--- Input for this task ---
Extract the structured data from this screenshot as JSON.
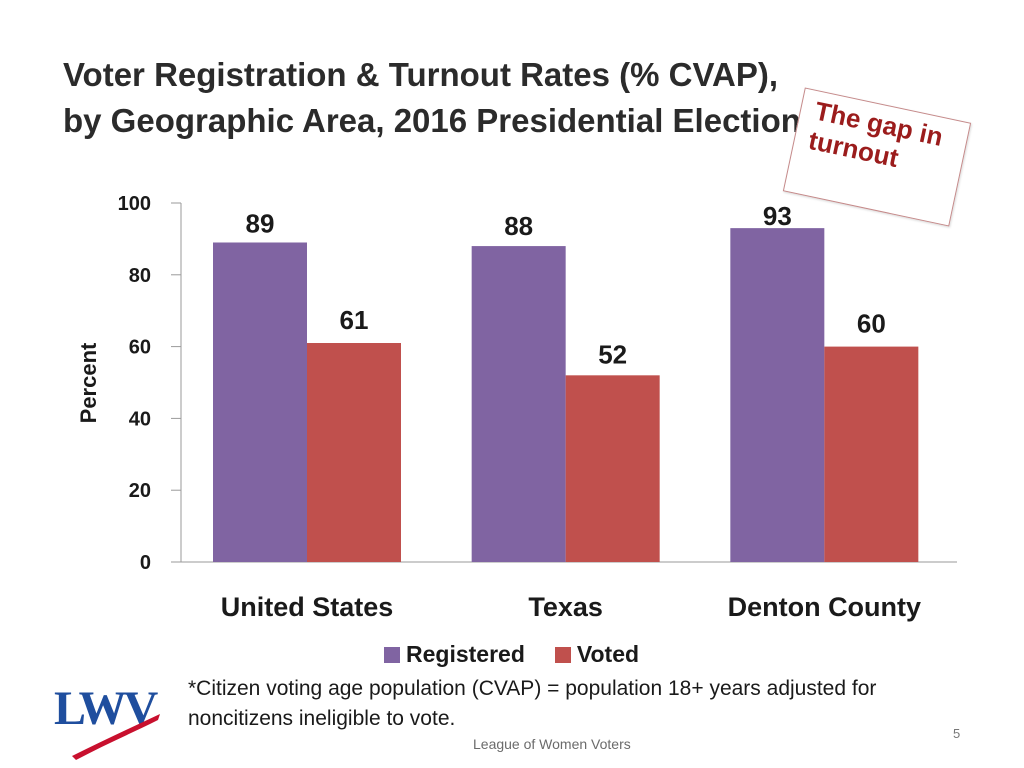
{
  "slide": {
    "title": "Voter Registration & Turnout Rates (% CVAP), by Geographic Area, 2016 Presidential Election",
    "callout": "The gap in turnout",
    "footnote": "*Citizen voting age population (CVAP) = population 18+ years adjusted for noncitizens ineligible to vote.",
    "footer": "League of Women Voters",
    "page_number": "5",
    "logo_text": "LWV"
  },
  "colors": {
    "registered": "#8064a2",
    "voted": "#c0504d",
    "callout_text": "#9b1c1c",
    "logo_blue": "#1f4e9e",
    "logo_red": "#c8102e"
  },
  "chart_data": {
    "type": "bar",
    "categories": [
      "United States",
      "Texas",
      "Denton County"
    ],
    "series": [
      {
        "name": "Registered",
        "values": [
          89,
          88,
          93
        ],
        "labels": [
          "89",
          "88",
          "93"
        ]
      },
      {
        "name": "Voted",
        "values": [
          61,
          52,
          60
        ],
        "labels": [
          "61",
          "52",
          "60"
        ]
      }
    ],
    "ylabel": "Percent",
    "xlabel": "",
    "ylim": [
      0,
      100
    ],
    "yticks": [
      0,
      20,
      40,
      60,
      80,
      100
    ],
    "legend": "bottom"
  }
}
---
● **Your task**
Leave the pictures out and reproduce all of the records exactly.

● **Task answer**
Extract the structured data from this screenshot as JSON.
{
  "slide": {
    "title": "Voter Registration & Turnout Rates (% CVAP), by Geographic Area, 2016 Presidential Election",
    "callout": "The gap in turnout",
    "footnote": "*Citizen voting age population (CVAP) = population 18+ years adjusted for noncitizens ineligible to vote.",
    "footer": "League of Women Voters",
    "page_number": "5",
    "logo_text": "LWV"
  },
  "colors": {
    "registered": "#8064a2",
    "voted": "#c0504d",
    "callout_text": "#9b1c1c",
    "logo_blue": "#1f4e9e",
    "logo_red": "#c8102e"
  },
  "chart_data": {
    "type": "bar",
    "categories": [
      "United States",
      "Texas",
      "Denton County"
    ],
    "series": [
      {
        "name": "Registered",
        "values": [
          89,
          88,
          93
        ],
        "labels": [
          "89",
          "88",
          "93"
        ]
      },
      {
        "name": "Voted",
        "values": [
          61,
          52,
          60
        ],
        "labels": [
          "61",
          "52",
          "60"
        ]
      }
    ],
    "ylabel": "Percent",
    "xlabel": "",
    "ylim": [
      0,
      100
    ],
    "yticks": [
      0,
      20,
      40,
      60,
      80,
      100
    ],
    "legend": "bottom"
  }
}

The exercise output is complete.